(begin)

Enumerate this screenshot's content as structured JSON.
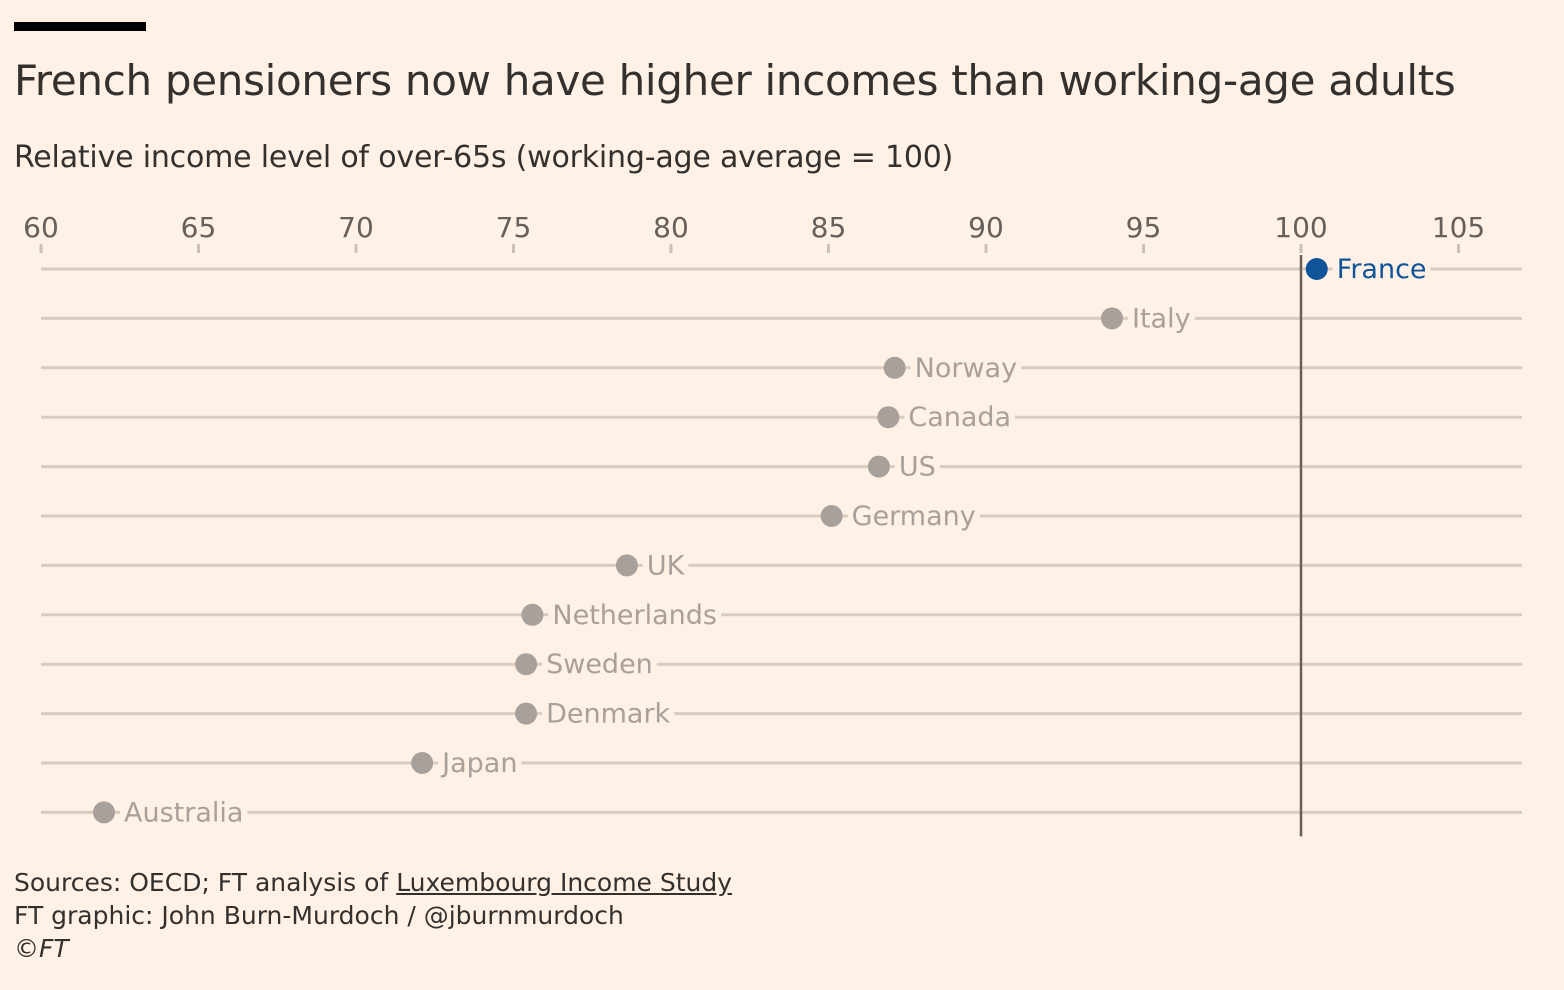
{
  "title": "French pensioners now have higher incomes than working-age adults",
  "subtitle": "Relative income level of over-65s (working-age average = 100)",
  "footer": {
    "sources_prefix": "Sources: OECD; FT analysis of ",
    "sources_link": "Luxembourg Income Study",
    "credit": "FT graphic: John Burn-Murdoch / @jburnmurdoch",
    "copyright": "©FT"
  },
  "colors": {
    "background": "#fff1e5",
    "highlight": "#0f5499",
    "dot": "#a8a09a",
    "line": "#d7ccc1",
    "reference_line": "#66605c"
  },
  "chart_data": {
    "type": "scatter",
    "title": "French pensioners now have higher incomes than working-age adults",
    "subtitle": "Relative income level of over-65s (working-age average = 100)",
    "xlim": [
      60,
      107
    ],
    "x_ticks": [
      60,
      65,
      70,
      75,
      80,
      85,
      90,
      95,
      100,
      105
    ],
    "reference_line": 100,
    "grid": true,
    "categories": [
      "France",
      "Italy",
      "Norway",
      "Canada",
      "US",
      "Germany",
      "UK",
      "Netherlands",
      "Sweden",
      "Denmark",
      "Japan",
      "Australia"
    ],
    "values": [
      100.5,
      94,
      87.1,
      86.9,
      86.6,
      85.1,
      78.6,
      75.6,
      75.4,
      75.4,
      72.1,
      62
    ]
  }
}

(end)

» **Directive**: From the listing, copy each line containing the word "French".

» **Solved problem**:
  "title": "French pensioners now have higher incomes than working-age adults",
    "title": "French pensioners now have higher incomes than working-age adults",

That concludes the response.